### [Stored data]
──────

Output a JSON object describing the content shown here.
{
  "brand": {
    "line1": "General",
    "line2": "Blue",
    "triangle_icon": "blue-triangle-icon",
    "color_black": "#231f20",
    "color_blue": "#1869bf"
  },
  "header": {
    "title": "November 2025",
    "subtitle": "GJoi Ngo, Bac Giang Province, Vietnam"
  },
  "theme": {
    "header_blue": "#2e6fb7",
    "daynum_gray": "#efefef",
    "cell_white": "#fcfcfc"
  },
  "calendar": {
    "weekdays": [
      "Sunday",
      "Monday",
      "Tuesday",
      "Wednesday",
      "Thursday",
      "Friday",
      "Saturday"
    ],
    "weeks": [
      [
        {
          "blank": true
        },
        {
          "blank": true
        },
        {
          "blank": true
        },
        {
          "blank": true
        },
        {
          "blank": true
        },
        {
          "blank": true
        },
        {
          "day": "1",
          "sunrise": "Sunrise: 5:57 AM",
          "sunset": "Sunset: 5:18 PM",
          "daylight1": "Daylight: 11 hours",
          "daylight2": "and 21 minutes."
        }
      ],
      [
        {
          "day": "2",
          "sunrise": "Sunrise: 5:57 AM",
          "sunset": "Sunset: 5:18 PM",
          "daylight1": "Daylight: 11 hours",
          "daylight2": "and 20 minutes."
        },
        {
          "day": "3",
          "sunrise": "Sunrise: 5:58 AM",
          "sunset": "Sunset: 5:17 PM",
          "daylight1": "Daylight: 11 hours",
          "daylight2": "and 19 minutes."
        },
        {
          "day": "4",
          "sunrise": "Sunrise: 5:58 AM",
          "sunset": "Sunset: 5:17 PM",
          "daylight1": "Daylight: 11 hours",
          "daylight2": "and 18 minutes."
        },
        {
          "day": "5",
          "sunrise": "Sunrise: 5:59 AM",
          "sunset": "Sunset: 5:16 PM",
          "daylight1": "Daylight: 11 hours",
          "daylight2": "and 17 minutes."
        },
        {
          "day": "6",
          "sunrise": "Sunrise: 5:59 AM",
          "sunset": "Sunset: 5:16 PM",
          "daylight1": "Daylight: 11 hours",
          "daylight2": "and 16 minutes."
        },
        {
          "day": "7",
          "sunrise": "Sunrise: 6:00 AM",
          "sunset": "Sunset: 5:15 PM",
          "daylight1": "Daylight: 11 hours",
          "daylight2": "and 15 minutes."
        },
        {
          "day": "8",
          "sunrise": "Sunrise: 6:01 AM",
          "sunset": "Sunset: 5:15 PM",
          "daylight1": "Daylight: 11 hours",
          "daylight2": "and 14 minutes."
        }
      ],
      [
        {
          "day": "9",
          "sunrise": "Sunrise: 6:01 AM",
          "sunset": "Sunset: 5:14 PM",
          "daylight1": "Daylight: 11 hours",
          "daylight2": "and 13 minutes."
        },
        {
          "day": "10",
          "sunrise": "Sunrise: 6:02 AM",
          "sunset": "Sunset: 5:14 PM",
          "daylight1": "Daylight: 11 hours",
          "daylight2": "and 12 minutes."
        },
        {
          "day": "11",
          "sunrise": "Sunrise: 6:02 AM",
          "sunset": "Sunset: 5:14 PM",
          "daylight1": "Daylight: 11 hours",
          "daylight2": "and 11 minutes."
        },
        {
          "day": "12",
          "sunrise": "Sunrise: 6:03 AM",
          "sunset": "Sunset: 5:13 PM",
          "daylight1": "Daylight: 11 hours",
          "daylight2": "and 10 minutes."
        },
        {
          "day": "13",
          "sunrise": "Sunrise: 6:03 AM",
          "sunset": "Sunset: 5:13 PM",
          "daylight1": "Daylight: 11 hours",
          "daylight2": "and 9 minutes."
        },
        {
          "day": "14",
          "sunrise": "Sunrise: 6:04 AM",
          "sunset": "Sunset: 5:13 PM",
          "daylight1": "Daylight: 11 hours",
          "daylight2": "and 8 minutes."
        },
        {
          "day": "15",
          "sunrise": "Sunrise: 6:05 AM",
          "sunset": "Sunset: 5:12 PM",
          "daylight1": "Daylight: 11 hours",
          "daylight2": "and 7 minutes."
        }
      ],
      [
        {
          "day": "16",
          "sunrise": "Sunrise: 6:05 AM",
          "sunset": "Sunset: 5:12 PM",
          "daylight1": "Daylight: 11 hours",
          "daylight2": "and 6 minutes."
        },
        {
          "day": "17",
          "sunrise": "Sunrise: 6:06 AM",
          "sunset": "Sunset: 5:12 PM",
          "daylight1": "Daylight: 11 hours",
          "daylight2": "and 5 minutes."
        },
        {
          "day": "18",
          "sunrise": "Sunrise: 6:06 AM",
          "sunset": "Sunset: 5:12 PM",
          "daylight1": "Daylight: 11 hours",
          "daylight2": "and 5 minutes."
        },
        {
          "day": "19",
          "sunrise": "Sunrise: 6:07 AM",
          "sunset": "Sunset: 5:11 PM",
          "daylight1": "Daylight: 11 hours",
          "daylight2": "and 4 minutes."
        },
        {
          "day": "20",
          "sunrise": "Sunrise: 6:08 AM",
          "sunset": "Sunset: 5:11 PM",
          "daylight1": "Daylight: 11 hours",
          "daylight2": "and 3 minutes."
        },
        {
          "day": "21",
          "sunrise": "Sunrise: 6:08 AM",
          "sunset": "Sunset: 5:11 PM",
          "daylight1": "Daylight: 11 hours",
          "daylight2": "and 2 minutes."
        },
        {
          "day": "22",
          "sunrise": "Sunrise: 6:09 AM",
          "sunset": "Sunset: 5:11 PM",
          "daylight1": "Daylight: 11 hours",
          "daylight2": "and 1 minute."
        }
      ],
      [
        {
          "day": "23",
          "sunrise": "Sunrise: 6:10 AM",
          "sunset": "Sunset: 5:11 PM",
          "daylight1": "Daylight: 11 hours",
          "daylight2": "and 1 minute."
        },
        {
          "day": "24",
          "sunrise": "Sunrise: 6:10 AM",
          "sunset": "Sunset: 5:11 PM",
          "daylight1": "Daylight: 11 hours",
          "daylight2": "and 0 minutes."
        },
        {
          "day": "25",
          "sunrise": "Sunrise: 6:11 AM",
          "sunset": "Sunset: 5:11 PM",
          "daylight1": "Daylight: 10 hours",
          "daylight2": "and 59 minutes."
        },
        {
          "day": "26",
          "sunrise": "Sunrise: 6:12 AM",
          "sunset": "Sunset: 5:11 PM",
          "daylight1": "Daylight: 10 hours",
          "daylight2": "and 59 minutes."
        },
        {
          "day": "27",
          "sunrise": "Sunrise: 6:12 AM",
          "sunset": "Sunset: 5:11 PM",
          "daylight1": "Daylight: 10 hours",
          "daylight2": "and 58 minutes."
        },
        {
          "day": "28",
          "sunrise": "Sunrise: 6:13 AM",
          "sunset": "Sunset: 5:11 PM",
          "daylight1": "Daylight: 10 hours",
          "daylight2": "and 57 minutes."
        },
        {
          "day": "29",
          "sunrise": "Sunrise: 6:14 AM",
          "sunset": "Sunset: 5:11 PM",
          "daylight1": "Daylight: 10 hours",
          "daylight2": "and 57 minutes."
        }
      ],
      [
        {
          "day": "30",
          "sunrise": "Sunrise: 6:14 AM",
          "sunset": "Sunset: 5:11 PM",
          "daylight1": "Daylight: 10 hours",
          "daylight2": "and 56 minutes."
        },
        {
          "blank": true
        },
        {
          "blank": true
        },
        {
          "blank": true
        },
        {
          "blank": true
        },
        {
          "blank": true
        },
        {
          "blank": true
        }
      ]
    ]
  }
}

──────

### [What you will do]
Set down the material above again, word for word.

### [Task solution]
Output a JSON object describing the content shown here.
{
  "brand": {
    "line1": "General",
    "line2": "Blue",
    "triangle_icon": "blue-triangle-icon",
    "color_black": "#231f20",
    "color_blue": "#1869bf"
  },
  "header": {
    "title": "November 2025",
    "subtitle": "GJoi Ngo, Bac Giang Province, Vietnam"
  },
  "theme": {
    "header_blue": "#2e6fb7",
    "daynum_gray": "#efefef",
    "cell_white": "#fcfcfc"
  },
  "calendar": {
    "weekdays": [
      "Sunday",
      "Monday",
      "Tuesday",
      "Wednesday",
      "Thursday",
      "Friday",
      "Saturday"
    ],
    "weeks": [
      [
        {
          "blank": true
        },
        {
          "blank": true
        },
        {
          "blank": true
        },
        {
          "blank": true
        },
        {
          "blank": true
        },
        {
          "blank": true
        },
        {
          "day": "1",
          "sunrise": "Sunrise: 5:57 AM",
          "sunset": "Sunset: 5:18 PM",
          "daylight1": "Daylight: 11 hours",
          "daylight2": "and 21 minutes."
        }
      ],
      [
        {
          "day": "2",
          "sunrise": "Sunrise: 5:57 AM",
          "sunset": "Sunset: 5:18 PM",
          "daylight1": "Daylight: 11 hours",
          "daylight2": "and 20 minutes."
        },
        {
          "day": "3",
          "sunrise": "Sunrise: 5:58 AM",
          "sunset": "Sunset: 5:17 PM",
          "daylight1": "Daylight: 11 hours",
          "daylight2": "and 19 minutes."
        },
        {
          "day": "4",
          "sunrise": "Sunrise: 5:58 AM",
          "sunset": "Sunset: 5:17 PM",
          "daylight1": "Daylight: 11 hours",
          "daylight2": "and 18 minutes."
        },
        {
          "day": "5",
          "sunrise": "Sunrise: 5:59 AM",
          "sunset": "Sunset: 5:16 PM",
          "daylight1": "Daylight: 11 hours",
          "daylight2": "and 17 minutes."
        },
        {
          "day": "6",
          "sunrise": "Sunrise: 5:59 AM",
          "sunset": "Sunset: 5:16 PM",
          "daylight1": "Daylight: 11 hours",
          "daylight2": "and 16 minutes."
        },
        {
          "day": "7",
          "sunrise": "Sunrise: 6:00 AM",
          "sunset": "Sunset: 5:15 PM",
          "daylight1": "Daylight: 11 hours",
          "daylight2": "and 15 minutes."
        },
        {
          "day": "8",
          "sunrise": "Sunrise: 6:01 AM",
          "sunset": "Sunset: 5:15 PM",
          "daylight1": "Daylight: 11 hours",
          "daylight2": "and 14 minutes."
        }
      ],
      [
        {
          "day": "9",
          "sunrise": "Sunrise: 6:01 AM",
          "sunset": "Sunset: 5:14 PM",
          "daylight1": "Daylight: 11 hours",
          "daylight2": "and 13 minutes."
        },
        {
          "day": "10",
          "sunrise": "Sunrise: 6:02 AM",
          "sunset": "Sunset: 5:14 PM",
          "daylight1": "Daylight: 11 hours",
          "daylight2": "and 12 minutes."
        },
        {
          "day": "11",
          "sunrise": "Sunrise: 6:02 AM",
          "sunset": "Sunset: 5:14 PM",
          "daylight1": "Daylight: 11 hours",
          "daylight2": "and 11 minutes."
        },
        {
          "day": "12",
          "sunrise": "Sunrise: 6:03 AM",
          "sunset": "Sunset: 5:13 PM",
          "daylight1": "Daylight: 11 hours",
          "daylight2": "and 10 minutes."
        },
        {
          "day": "13",
          "sunrise": "Sunrise: 6:03 AM",
          "sunset": "Sunset: 5:13 PM",
          "daylight1": "Daylight: 11 hours",
          "daylight2": "and 9 minutes."
        },
        {
          "day": "14",
          "sunrise": "Sunrise: 6:04 AM",
          "sunset": "Sunset: 5:13 PM",
          "daylight1": "Daylight: 11 hours",
          "daylight2": "and 8 minutes."
        },
        {
          "day": "15",
          "sunrise": "Sunrise: 6:05 AM",
          "sunset": "Sunset: 5:12 PM",
          "daylight1": "Daylight: 11 hours",
          "daylight2": "and 7 minutes."
        }
      ],
      [
        {
          "day": "16",
          "sunrise": "Sunrise: 6:05 AM",
          "sunset": "Sunset: 5:12 PM",
          "daylight1": "Daylight: 11 hours",
          "daylight2": "and 6 minutes."
        },
        {
          "day": "17",
          "sunrise": "Sunrise: 6:06 AM",
          "sunset": "Sunset: 5:12 PM",
          "daylight1": "Daylight: 11 hours",
          "daylight2": "and 5 minutes."
        },
        {
          "day": "18",
          "sunrise": "Sunrise: 6:06 AM",
          "sunset": "Sunset: 5:12 PM",
          "daylight1": "Daylight: 11 hours",
          "daylight2": "and 5 minutes."
        },
        {
          "day": "19",
          "sunrise": "Sunrise: 6:07 AM",
          "sunset": "Sunset: 5:11 PM",
          "daylight1": "Daylight: 11 hours",
          "daylight2": "and 4 minutes."
        },
        {
          "day": "20",
          "sunrise": "Sunrise: 6:08 AM",
          "sunset": "Sunset: 5:11 PM",
          "daylight1": "Daylight: 11 hours",
          "daylight2": "and 3 minutes."
        },
        {
          "day": "21",
          "sunrise": "Sunrise: 6:08 AM",
          "sunset": "Sunset: 5:11 PM",
          "daylight1": "Daylight: 11 hours",
          "daylight2": "and 2 minutes."
        },
        {
          "day": "22",
          "sunrise": "Sunrise: 6:09 AM",
          "sunset": "Sunset: 5:11 PM",
          "daylight1": "Daylight: 11 hours",
          "daylight2": "and 1 minute."
        }
      ],
      [
        {
          "day": "23",
          "sunrise": "Sunrise: 6:10 AM",
          "sunset": "Sunset: 5:11 PM",
          "daylight1": "Daylight: 11 hours",
          "daylight2": "and 1 minute."
        },
        {
          "day": "24",
          "sunrise": "Sunrise: 6:10 AM",
          "sunset": "Sunset: 5:11 PM",
          "daylight1": "Daylight: 11 hours",
          "daylight2": "and 0 minutes."
        },
        {
          "day": "25",
          "sunrise": "Sunrise: 6:11 AM",
          "sunset": "Sunset: 5:11 PM",
          "daylight1": "Daylight: 10 hours",
          "daylight2": "and 59 minutes."
        },
        {
          "day": "26",
          "sunrise": "Sunrise: 6:12 AM",
          "sunset": "Sunset: 5:11 PM",
          "daylight1": "Daylight: 10 hours",
          "daylight2": "and 59 minutes."
        },
        {
          "day": "27",
          "sunrise": "Sunrise: 6:12 AM",
          "sunset": "Sunset: 5:11 PM",
          "daylight1": "Daylight: 10 hours",
          "daylight2": "and 58 minutes."
        },
        {
          "day": "28",
          "sunrise": "Sunrise: 6:13 AM",
          "sunset": "Sunset: 5:11 PM",
          "daylight1": "Daylight: 10 hours",
          "daylight2": "and 57 minutes."
        },
        {
          "day": "29",
          "sunrise": "Sunrise: 6:14 AM",
          "sunset": "Sunset: 5:11 PM",
          "daylight1": "Daylight: 10 hours",
          "daylight2": "and 57 minutes."
        }
      ],
      [
        {
          "day": "30",
          "sunrise": "Sunrise: 6:14 AM",
          "sunset": "Sunset: 5:11 PM",
          "daylight1": "Daylight: 10 hours",
          "daylight2": "and 56 minutes."
        },
        {
          "blank": true
        },
        {
          "blank": true
        },
        {
          "blank": true
        },
        {
          "blank": true
        },
        {
          "blank": true
        },
        {
          "blank": true
        }
      ]
    ]
  }
}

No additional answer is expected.